**Given request:**
Scan the records below. List lines holding "name".

**Exercise data:**
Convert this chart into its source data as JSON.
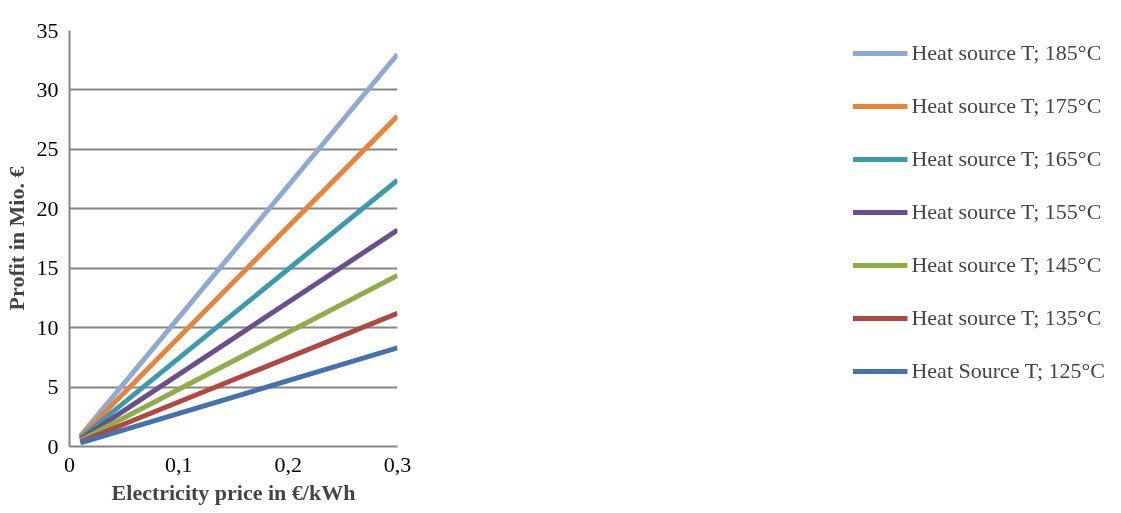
{
  "chart_data": {
    "type": "line",
    "xlabel": "Electricity price in €/kWh",
    "ylabel": "Profit in Mio. €",
    "x": [
      0.01,
      0.3
    ],
    "series": [
      {
        "name": "Heat source T; 185°C",
        "color": "#8eaad4",
        "values": [
          0.9,
          33.0
        ]
      },
      {
        "name": "Heat source T; 175°C",
        "color": "#e6843a",
        "values": [
          0.8,
          27.8
        ]
      },
      {
        "name": "Heat source T; 165°C",
        "color": "#3c9aaf",
        "values": [
          0.7,
          22.4
        ]
      },
      {
        "name": "Heat source T; 155°C",
        "color": "#6a4f8f",
        "values": [
          0.6,
          18.2
        ]
      },
      {
        "name": "Heat source T; 145°C",
        "color": "#8eae48",
        "values": [
          0.5,
          14.4
        ]
      },
      {
        "name": "Heat source T; 135°C",
        "color": "#b24641",
        "values": [
          0.4,
          11.2
        ]
      },
      {
        "name": "Heat Source T; 125°C",
        "color": "#4472ad",
        "values": [
          0.3,
          8.3
        ]
      }
    ],
    "xlim": [
      0,
      0.3
    ],
    "ylim": [
      0,
      35
    ],
    "xticks": [
      0,
      {
        "value": 0.1,
        "label": "0,1"
      },
      {
        "value": 0.2,
        "label": "0,2"
      },
      {
        "value": 0.3,
        "label": "0,3"
      }
    ],
    "yticks": [
      0,
      5,
      10,
      15,
      20,
      25,
      30,
      35
    ],
    "grid": "y",
    "legend": "right",
    "marker": "none",
    "line_style": "solid"
  }
}
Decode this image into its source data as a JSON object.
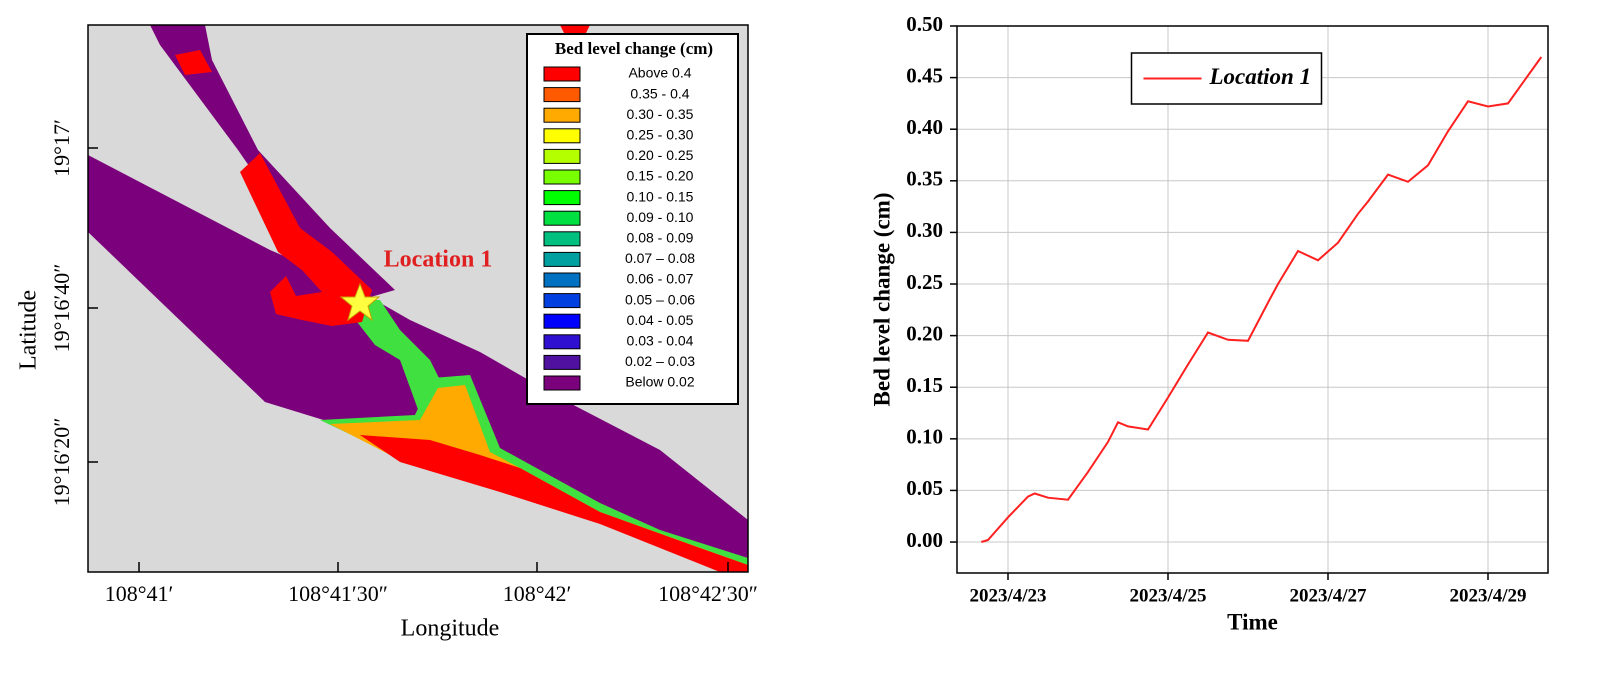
{
  "map": {
    "xlabel": "Longitude",
    "ylabel": "Latitude",
    "xticks": [
      "108°41′",
      "108°41′30″",
      "108°42′",
      "108°42′30″"
    ],
    "yticks": [
      "19°17′",
      "19°16′40″",
      "19°16′20″"
    ],
    "annotation": "Location 1",
    "legend": {
      "title": "Bed level change (cm)",
      "items": [
        {
          "label": "Above 0.4",
          "color": "#ff0000"
        },
        {
          "label": "0.35 - 0.4",
          "color": "#ff5a00"
        },
        {
          "label": "0.30 - 0.35",
          "color": "#ffaa00"
        },
        {
          "label": "0.25 - 0.30",
          "color": "#ffff00"
        },
        {
          "label": "0.20 - 0.25",
          "color": "#b4ff00"
        },
        {
          "label": "0.15 - 0.20",
          "color": "#78ff00"
        },
        {
          "label": "0.10 - 0.15",
          "color": "#00ff00"
        },
        {
          "label": "0.09 - 0.10",
          "color": "#00e040"
        },
        {
          "label": "0.08 - 0.09",
          "color": "#00c080"
        },
        {
          "label": "0.07 – 0.08",
          "color": "#00a0a0"
        },
        {
          "label": "0.06 - 0.07",
          "color": "#0070c0"
        },
        {
          "label": "0.05 – 0.06",
          "color": "#0040e0"
        },
        {
          "label": "0.04 - 0.05",
          "color": "#0000ff"
        },
        {
          "label": "0.03 - 0.04",
          "color": "#3010d0"
        },
        {
          "label": "0.02 – 0.03",
          "color": "#5010a0"
        },
        {
          "label": "Below 0.02",
          "color": "#7b007b"
        }
      ]
    }
  },
  "chart_data": {
    "type": "line",
    "xlabel": "Time",
    "ylabel": "Bed level change (cm)",
    "x": [
      "2023-04-22T16:00",
      "2023-04-22T18:00",
      "2023-04-23T00:00",
      "2023-04-23T06:00",
      "2023-04-23T08:00",
      "2023-04-23T12:00",
      "2023-04-23T18:00",
      "2023-04-24T00:00",
      "2023-04-24T06:00",
      "2023-04-24T09:00",
      "2023-04-24T12:00",
      "2023-04-24T18:00",
      "2023-04-25T00:00",
      "2023-04-25T06:00",
      "2023-04-25T12:00",
      "2023-04-25T18:00",
      "2023-04-26T00:00",
      "2023-04-26T06:00",
      "2023-04-26T09:00",
      "2023-04-26T15:00",
      "2023-04-26T21:00",
      "2023-04-27T03:00",
      "2023-04-27T09:00",
      "2023-04-27T12:00",
      "2023-04-27T18:00",
      "2023-04-28T00:00",
      "2023-04-28T06:00",
      "2023-04-28T12:00",
      "2023-04-28T18:00",
      "2023-04-29T00:00",
      "2023-04-29T06:00",
      "2023-04-29T12:00",
      "2023-04-29T16:00"
    ],
    "series": [
      {
        "name": "Location 1",
        "color": "#ff2020",
        "values": [
          0.0,
          0.002,
          0.024,
          0.044,
          0.047,
          0.043,
          0.041,
          0.068,
          0.097,
          0.116,
          0.112,
          0.109,
          0.14,
          0.172,
          0.203,
          0.196,
          0.195,
          0.232,
          0.25,
          0.282,
          0.273,
          0.29,
          0.318,
          0.33,
          0.356,
          0.349,
          0.365,
          0.398,
          0.427,
          0.422,
          0.425,
          0.452,
          0.47
        ]
      }
    ],
    "xlim": [
      "2023-04-22T08:42",
      "2023-04-29T18:00"
    ],
    "xticks": [
      {
        "value": "2023-04-23T00:00",
        "label": "2023/4/23"
      },
      {
        "value": "2023-04-25T00:00",
        "label": "2023/4/25"
      },
      {
        "value": "2023-04-27T00:00",
        "label": "2023/4/27"
      },
      {
        "value": "2023-04-29T00:00",
        "label": "2023/4/29"
      }
    ],
    "ylim": [
      -0.03,
      0.5
    ],
    "yticks": [
      {
        "value": 0,
        "label": "0.00"
      },
      {
        "value": 0.05,
        "label": "0.05"
      },
      {
        "value": 0.1,
        "label": "0.10"
      },
      {
        "value": 0.15,
        "label": "0.15"
      },
      {
        "value": 0.2,
        "label": "0.20"
      },
      {
        "value": 0.25,
        "label": "0.25"
      },
      {
        "value": 0.3,
        "label": "0.30"
      },
      {
        "value": 0.35,
        "label": "0.35"
      },
      {
        "value": 0.4,
        "label": "0.40"
      },
      {
        "value": 0.45,
        "label": "0.45"
      },
      {
        "value": 0.5,
        "label": "0.50"
      }
    ],
    "grid": true,
    "legend": "upper center"
  }
}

**Answer:**
        "name": "Heat source T; 185°C",
        "name": "Heat source T; 175°C",
        "name": "Heat source T; 165°C",
        "name": "Heat source T; 155°C",
        "name": "Heat source T; 145°C",
        "name": "Heat source T; 135°C",
        "name": "Heat Source T; 125°C",
        "name": "Location 1",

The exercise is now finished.